Set problem ::
Print the entries below in their entirety, exactly as they are written.

===== Stored rows

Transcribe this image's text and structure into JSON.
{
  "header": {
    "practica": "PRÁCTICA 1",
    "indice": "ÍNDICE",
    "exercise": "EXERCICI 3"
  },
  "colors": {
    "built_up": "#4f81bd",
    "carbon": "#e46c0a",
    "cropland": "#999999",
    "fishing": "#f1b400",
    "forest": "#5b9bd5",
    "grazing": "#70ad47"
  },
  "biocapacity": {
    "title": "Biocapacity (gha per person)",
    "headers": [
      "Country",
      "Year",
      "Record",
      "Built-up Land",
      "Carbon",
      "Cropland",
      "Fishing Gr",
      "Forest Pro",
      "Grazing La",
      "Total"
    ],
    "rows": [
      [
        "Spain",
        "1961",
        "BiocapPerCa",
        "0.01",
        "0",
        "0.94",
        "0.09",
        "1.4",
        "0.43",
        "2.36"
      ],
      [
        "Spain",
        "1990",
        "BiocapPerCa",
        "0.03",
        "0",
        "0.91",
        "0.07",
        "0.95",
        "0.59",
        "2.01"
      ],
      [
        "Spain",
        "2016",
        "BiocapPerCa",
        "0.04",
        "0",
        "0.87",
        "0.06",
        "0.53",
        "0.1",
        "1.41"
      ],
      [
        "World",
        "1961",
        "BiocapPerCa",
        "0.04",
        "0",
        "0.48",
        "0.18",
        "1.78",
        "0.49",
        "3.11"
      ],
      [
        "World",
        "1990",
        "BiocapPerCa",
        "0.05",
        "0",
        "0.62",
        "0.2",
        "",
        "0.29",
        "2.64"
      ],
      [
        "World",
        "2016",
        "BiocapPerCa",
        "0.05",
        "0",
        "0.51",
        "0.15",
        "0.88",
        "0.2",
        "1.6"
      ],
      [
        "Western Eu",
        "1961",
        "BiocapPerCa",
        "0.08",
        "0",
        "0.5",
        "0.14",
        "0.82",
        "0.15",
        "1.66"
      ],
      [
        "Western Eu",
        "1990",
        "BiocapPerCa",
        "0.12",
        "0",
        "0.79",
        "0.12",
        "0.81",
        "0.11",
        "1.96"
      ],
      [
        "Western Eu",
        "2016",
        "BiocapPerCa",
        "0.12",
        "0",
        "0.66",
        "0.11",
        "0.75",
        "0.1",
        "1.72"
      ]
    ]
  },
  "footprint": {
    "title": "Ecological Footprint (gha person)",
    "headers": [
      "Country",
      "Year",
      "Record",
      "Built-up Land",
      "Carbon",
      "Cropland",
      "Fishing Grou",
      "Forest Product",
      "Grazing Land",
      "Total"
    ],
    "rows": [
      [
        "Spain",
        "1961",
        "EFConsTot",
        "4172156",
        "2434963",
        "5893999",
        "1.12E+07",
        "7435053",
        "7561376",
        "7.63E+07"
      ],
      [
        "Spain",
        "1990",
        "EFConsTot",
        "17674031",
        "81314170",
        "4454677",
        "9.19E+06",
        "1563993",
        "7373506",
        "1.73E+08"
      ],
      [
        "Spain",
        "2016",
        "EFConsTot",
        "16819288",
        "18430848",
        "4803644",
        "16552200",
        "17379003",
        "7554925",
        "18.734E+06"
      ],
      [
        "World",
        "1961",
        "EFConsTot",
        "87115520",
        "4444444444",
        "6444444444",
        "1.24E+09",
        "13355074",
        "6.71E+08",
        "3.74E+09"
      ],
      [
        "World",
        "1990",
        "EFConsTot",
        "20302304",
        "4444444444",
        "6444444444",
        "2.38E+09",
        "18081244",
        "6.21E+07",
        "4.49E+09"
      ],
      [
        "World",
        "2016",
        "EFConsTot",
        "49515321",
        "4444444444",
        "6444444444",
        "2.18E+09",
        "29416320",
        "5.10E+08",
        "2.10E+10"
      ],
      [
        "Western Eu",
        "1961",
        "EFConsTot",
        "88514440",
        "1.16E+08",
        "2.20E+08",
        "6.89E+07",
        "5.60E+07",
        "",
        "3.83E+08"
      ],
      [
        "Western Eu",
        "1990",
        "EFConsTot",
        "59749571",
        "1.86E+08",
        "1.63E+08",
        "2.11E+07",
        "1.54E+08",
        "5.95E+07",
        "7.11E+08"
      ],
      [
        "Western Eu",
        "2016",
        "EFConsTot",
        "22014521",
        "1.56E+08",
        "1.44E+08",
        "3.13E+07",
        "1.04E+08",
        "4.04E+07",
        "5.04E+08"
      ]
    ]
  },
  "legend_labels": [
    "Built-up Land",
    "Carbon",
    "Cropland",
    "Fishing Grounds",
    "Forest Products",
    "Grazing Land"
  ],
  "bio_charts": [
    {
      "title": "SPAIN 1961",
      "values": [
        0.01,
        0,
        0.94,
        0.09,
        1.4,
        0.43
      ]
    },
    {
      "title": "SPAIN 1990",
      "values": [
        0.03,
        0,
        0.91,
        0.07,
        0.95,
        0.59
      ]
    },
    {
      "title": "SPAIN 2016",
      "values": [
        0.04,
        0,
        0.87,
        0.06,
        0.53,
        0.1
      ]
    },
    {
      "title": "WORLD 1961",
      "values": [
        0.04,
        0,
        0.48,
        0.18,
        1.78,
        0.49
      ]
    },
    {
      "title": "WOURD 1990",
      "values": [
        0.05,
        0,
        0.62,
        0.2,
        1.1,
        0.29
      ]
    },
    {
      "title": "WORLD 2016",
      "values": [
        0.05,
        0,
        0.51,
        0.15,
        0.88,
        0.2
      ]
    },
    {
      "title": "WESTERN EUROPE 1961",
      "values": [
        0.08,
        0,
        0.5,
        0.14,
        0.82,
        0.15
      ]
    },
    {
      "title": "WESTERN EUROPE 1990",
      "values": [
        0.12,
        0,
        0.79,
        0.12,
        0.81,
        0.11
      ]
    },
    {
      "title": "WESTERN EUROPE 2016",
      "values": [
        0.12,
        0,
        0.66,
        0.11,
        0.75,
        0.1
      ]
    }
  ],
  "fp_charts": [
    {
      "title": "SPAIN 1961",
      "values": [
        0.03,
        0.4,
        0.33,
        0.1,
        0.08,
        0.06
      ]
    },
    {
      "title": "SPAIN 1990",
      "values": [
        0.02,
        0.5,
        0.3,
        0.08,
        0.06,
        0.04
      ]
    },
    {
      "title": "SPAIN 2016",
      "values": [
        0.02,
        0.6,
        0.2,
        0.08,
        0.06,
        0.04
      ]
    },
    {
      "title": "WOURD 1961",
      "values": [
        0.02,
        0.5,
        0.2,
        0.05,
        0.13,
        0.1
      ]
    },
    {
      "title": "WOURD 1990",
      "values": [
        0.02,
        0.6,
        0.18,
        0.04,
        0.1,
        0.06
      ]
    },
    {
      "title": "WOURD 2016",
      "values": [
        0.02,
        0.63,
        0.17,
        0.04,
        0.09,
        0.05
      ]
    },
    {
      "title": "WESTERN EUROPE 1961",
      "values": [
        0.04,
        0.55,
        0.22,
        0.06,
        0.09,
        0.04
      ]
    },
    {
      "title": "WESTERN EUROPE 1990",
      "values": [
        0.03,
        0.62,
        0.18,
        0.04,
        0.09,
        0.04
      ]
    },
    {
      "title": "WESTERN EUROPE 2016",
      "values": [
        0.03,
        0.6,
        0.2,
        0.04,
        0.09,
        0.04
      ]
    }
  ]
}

==========

Finished exercise ::
Transcribe this image's text and structure into JSON.
{
  "header": {
    "practica": "PRÁCTICA 1",
    "indice": "ÍNDICE",
    "exercise": "EXERCICI 3"
  },
  "colors": {
    "built_up": "#4f81bd",
    "carbon": "#e46c0a",
    "cropland": "#999999",
    "fishing": "#f1b400",
    "forest": "#5b9bd5",
    "grazing": "#70ad47"
  },
  "biocapacity": {
    "title": "Biocapacity (gha per person)",
    "headers": [
      "Country",
      "Year",
      "Record",
      "Built-up Land",
      "Carbon",
      "Cropland",
      "Fishing Gr",
      "Forest Pro",
      "Grazing La",
      "Total"
    ],
    "rows": [
      [
        "Spain",
        "1961",
        "BiocapPerCa",
        "0.01",
        "0",
        "0.94",
        "0.09",
        "1.4",
        "0.43",
        "2.36"
      ],
      [
        "Spain",
        "1990",
        "BiocapPerCa",
        "0.03",
        "0",
        "0.91",
        "0.07",
        "0.95",
        "0.59",
        "2.01"
      ],
      [
        "Spain",
        "2016",
        "BiocapPerCa",
        "0.04",
        "0",
        "0.87",
        "0.06",
        "0.53",
        "0.1",
        "1.41"
      ],
      [
        "World",
        "1961",
        "BiocapPerCa",
        "0.04",
        "0",
        "0.48",
        "0.18",
        "1.78",
        "0.49",
        "3.11"
      ],
      [
        "World",
        "1990",
        "BiocapPerCa",
        "0.05",
        "0",
        "0.62",
        "0.2",
        "",
        "0.29",
        "2.64"
      ],
      [
        "World",
        "2016",
        "BiocapPerCa",
        "0.05",
        "0",
        "0.51",
        "0.15",
        "0.88",
        "0.2",
        "1.6"
      ],
      [
        "Western Eu",
        "1961",
        "BiocapPerCa",
        "0.08",
        "0",
        "0.5",
        "0.14",
        "0.82",
        "0.15",
        "1.66"
      ],
      [
        "Western Eu",
        "1990",
        "BiocapPerCa",
        "0.12",
        "0",
        "0.79",
        "0.12",
        "0.81",
        "0.11",
        "1.96"
      ],
      [
        "Western Eu",
        "2016",
        "BiocapPerCa",
        "0.12",
        "0",
        "0.66",
        "0.11",
        "0.75",
        "0.1",
        "1.72"
      ]
    ]
  },
  "footprint": {
    "title": "Ecological Footprint (gha person)",
    "headers": [
      "Country",
      "Year",
      "Record",
      "Built-up Land",
      "Carbon",
      "Cropland",
      "Fishing Grou",
      "Forest Product",
      "Grazing Land",
      "Total"
    ],
    "rows": [
      [
        "Spain",
        "1961",
        "EFConsTot",
        "4172156",
        "2434963",
        "5893999",
        "1.12E+07",
        "7435053",
        "7561376",
        "7.63E+07"
      ],
      [
        "Spain",
        "1990",
        "EFConsTot",
        "17674031",
        "81314170",
        "4454677",
        "9.19E+06",
        "1563993",
        "7373506",
        "1.73E+08"
      ],
      [
        "Spain",
        "2016",
        "EFConsTot",
        "16819288",
        "18430848",
        "4803644",
        "16552200",
        "17379003",
        "7554925",
        "18.734E+06"
      ],
      [
        "World",
        "1961",
        "EFConsTot",
        "87115520",
        "4444444444",
        "6444444444",
        "1.24E+09",
        "13355074",
        "6.71E+08",
        "3.74E+09"
      ],
      [
        "World",
        "1990",
        "EFConsTot",
        "20302304",
        "4444444444",
        "6444444444",
        "2.38E+09",
        "18081244",
        "6.21E+07",
        "4.49E+09"
      ],
      [
        "World",
        "2016",
        "EFConsTot",
        "49515321",
        "4444444444",
        "6444444444",
        "2.18E+09",
        "29416320",
        "5.10E+08",
        "2.10E+10"
      ],
      [
        "Western Eu",
        "1961",
        "EFConsTot",
        "88514440",
        "1.16E+08",
        "2.20E+08",
        "6.89E+07",
        "5.60E+07",
        "",
        "3.83E+08"
      ],
      [
        "Western Eu",
        "1990",
        "EFConsTot",
        "59749571",
        "1.86E+08",
        "1.63E+08",
        "2.11E+07",
        "1.54E+08",
        "5.95E+07",
        "7.11E+08"
      ],
      [
        "Western Eu",
        "2016",
        "EFConsTot",
        "22014521",
        "1.56E+08",
        "1.44E+08",
        "3.13E+07",
        "1.04E+08",
        "4.04E+07",
        "5.04E+08"
      ]
    ]
  },
  "legend_labels": [
    "Built-up Land",
    "Carbon",
    "Cropland",
    "Fishing Grounds",
    "Forest Products",
    "Grazing Land"
  ],
  "bio_charts": [
    {
      "title": "SPAIN 1961",
      "values": [
        0.01,
        0,
        0.94,
        0.09,
        1.4,
        0.43
      ]
    },
    {
      "title": "SPAIN 1990",
      "values": [
        0.03,
        0,
        0.91,
        0.07,
        0.95,
        0.59
      ]
    },
    {
      "title": "SPAIN 2016",
      "values": [
        0.04,
        0,
        0.87,
        0.06,
        0.53,
        0.1
      ]
    },
    {
      "title": "WORLD 1961",
      "values": [
        0.04,
        0,
        0.48,
        0.18,
        1.78,
        0.49
      ]
    },
    {
      "title": "WOURD 1990",
      "values": [
        0.05,
        0,
        0.62,
        0.2,
        1.1,
        0.29
      ]
    },
    {
      "title": "WORLD 2016",
      "values": [
        0.05,
        0,
        0.51,
        0.15,
        0.88,
        0.2
      ]
    },
    {
      "title": "WESTERN EUROPE 1961",
      "values": [
        0.08,
        0,
        0.5,
        0.14,
        0.82,
        0.15
      ]
    },
    {
      "title": "WESTERN EUROPE 1990",
      "values": [
        0.12,
        0,
        0.79,
        0.12,
        0.81,
        0.11
      ]
    },
    {
      "title": "WESTERN EUROPE 2016",
      "values": [
        0.12,
        0,
        0.66,
        0.11,
        0.75,
        0.1
      ]
    }
  ],
  "fp_charts": [
    {
      "title": "SPAIN 1961",
      "values": [
        0.03,
        0.4,
        0.33,
        0.1,
        0.08,
        0.06
      ]
    },
    {
      "title": "SPAIN 1990",
      "values": [
        0.02,
        0.5,
        0.3,
        0.08,
        0.06,
        0.04
      ]
    },
    {
      "title": "SPAIN 2016",
      "values": [
        0.02,
        0.6,
        0.2,
        0.08,
        0.06,
        0.04
      ]
    },
    {
      "title": "WOURD 1961",
      "values": [
        0.02,
        0.5,
        0.2,
        0.05,
        0.13,
        0.1
      ]
    },
    {
      "title": "WOURD 1990",
      "values": [
        0.02,
        0.6,
        0.18,
        0.04,
        0.1,
        0.06
      ]
    },
    {
      "title": "WOURD 2016",
      "values": [
        0.02,
        0.63,
        0.17,
        0.04,
        0.09,
        0.05
      ]
    },
    {
      "title": "WESTERN EUROPE 1961",
      "values": [
        0.04,
        0.55,
        0.22,
        0.06,
        0.09,
        0.04
      ]
    },
    {
      "title": "WESTERN EUROPE 1990",
      "values": [
        0.03,
        0.62,
        0.18,
        0.04,
        0.09,
        0.04
      ]
    },
    {
      "title": "WESTERN EUROPE 2016",
      "values": [
        0.03,
        0.6,
        0.2,
        0.04,
        0.09,
        0.04
      ]
    }
  ]
}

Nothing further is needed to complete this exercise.